Data to use:
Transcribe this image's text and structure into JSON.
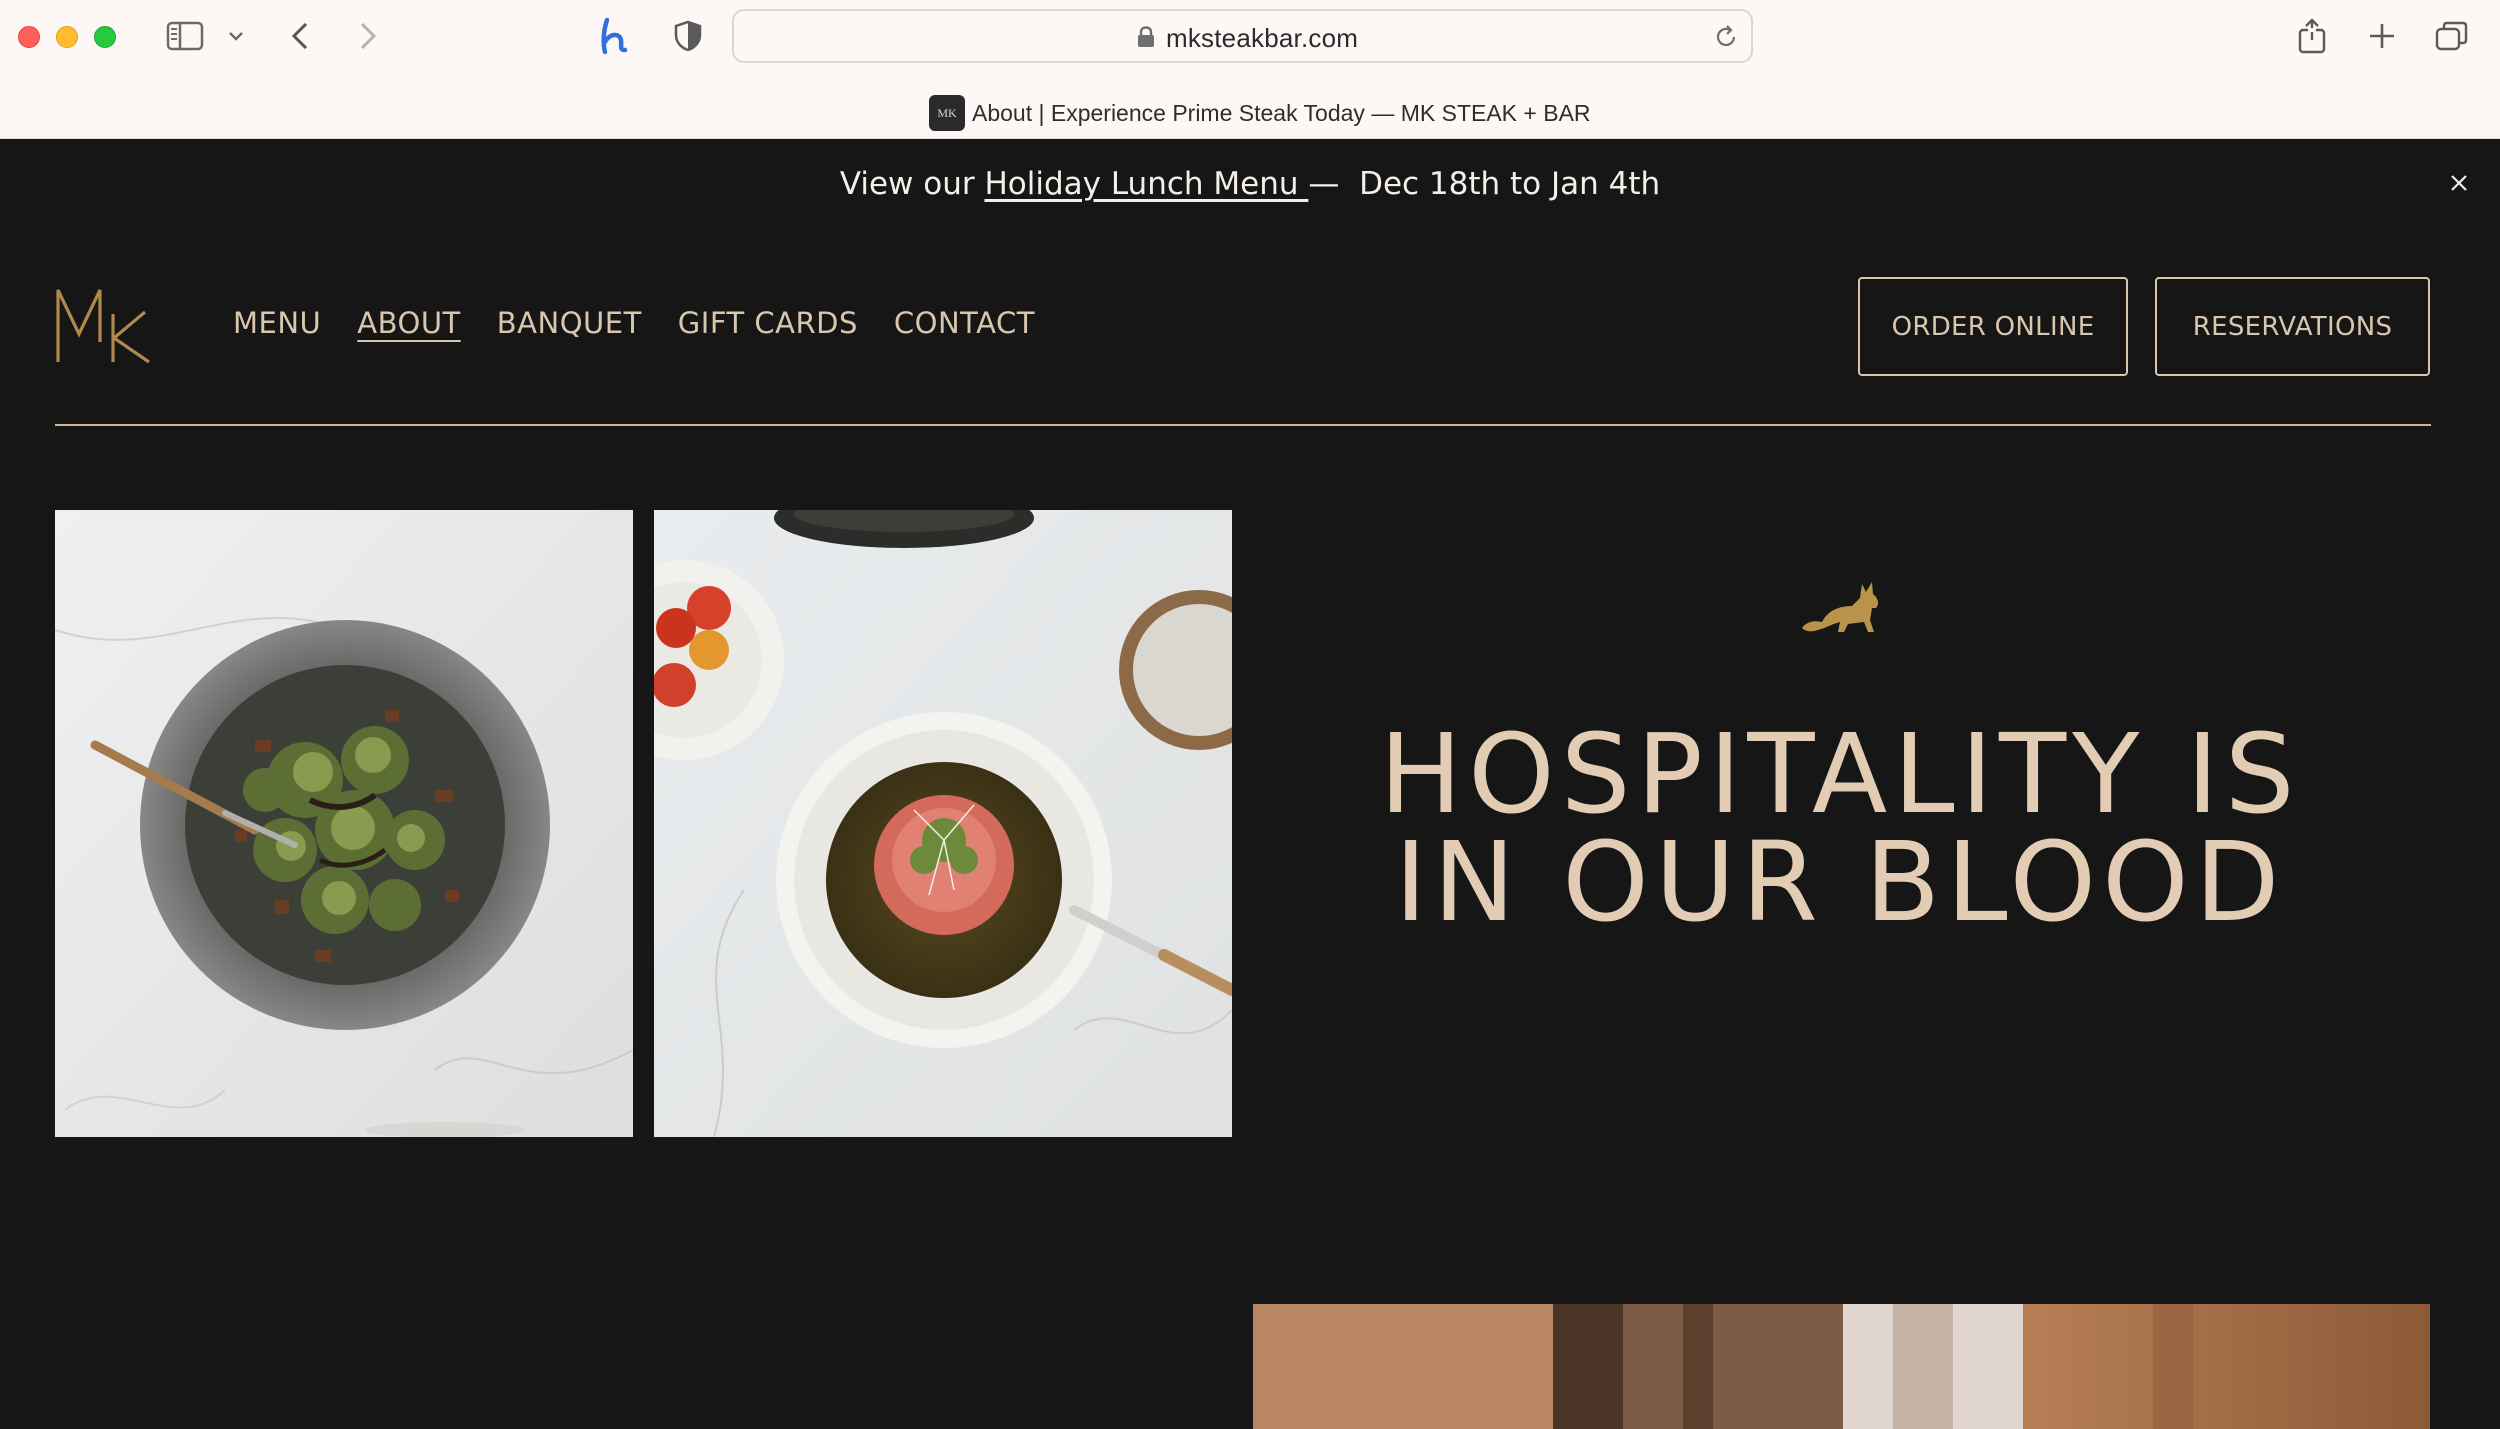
{
  "browser": {
    "url": "mksteakbar.com",
    "tab_title": "About | Experience Prime Steak Today — MK STEAK + BAR",
    "favicon_text": "MK"
  },
  "announcement": {
    "prefix": "View our ",
    "link": "Holiday Lunch Menu ",
    "suffix": "—  Dec 18th to Jan 4th"
  },
  "header": {
    "logo_text": "MK",
    "nav": [
      {
        "label": "MENU",
        "active": false
      },
      {
        "label": "ABOUT",
        "active": true
      },
      {
        "label": "BANQUET",
        "active": false
      },
      {
        "label": "GIFT CARDS",
        "active": false
      },
      {
        "label": "CONTACT",
        "active": false
      }
    ],
    "order_online": "ORDER ONLINE",
    "reservations": "RESERVATIONS"
  },
  "hero": {
    "title_line1": "HOSPITALITY IS",
    "title_line2": "IN OUR BLOOD"
  },
  "colors": {
    "background": "#161616",
    "accent": "#d9c6ae",
    "gold": "#b8934a",
    "heading": "#e2ccb3"
  }
}
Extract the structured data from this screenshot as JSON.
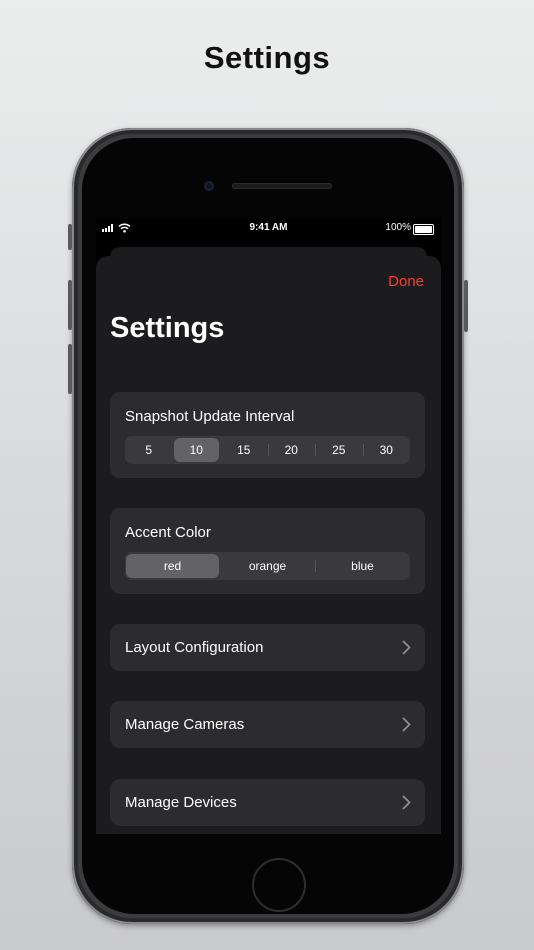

The request: Retype all entries exactly as they appear, dropping the images.

Response to the exercise:
Transcribe this image's text and structure into JSON.
{
  "browser": {
    "url": "mksteakbar.com",
    "tab_title": "About | Experience Prime Steak Today — MK STEAK + BAR",
    "favicon_text": "MK"
  },
  "announcement": {
    "prefix": "View our ",
    "link": "Holiday Lunch Menu ",
    "suffix": "—  Dec 18th to Jan 4th"
  },
  "header": {
    "logo_text": "MK",
    "nav": [
      {
        "label": "MENU",
        "active": false
      },
      {
        "label": "ABOUT",
        "active": true
      },
      {
        "label": "BANQUET",
        "active": false
      },
      {
        "label": "GIFT CARDS",
        "active": false
      },
      {
        "label": "CONTACT",
        "active": false
      }
    ],
    "order_online": "ORDER ONLINE",
    "reservations": "RESERVATIONS"
  },
  "hero": {
    "title_line1": "HOSPITALITY IS",
    "title_line2": "IN OUR BLOOD"
  },
  "colors": {
    "background": "#161616",
    "accent": "#d9c6ae",
    "gold": "#b8934a",
    "heading": "#e2ccb3"
  }
}
Extract the structured data from this screenshot as JSON.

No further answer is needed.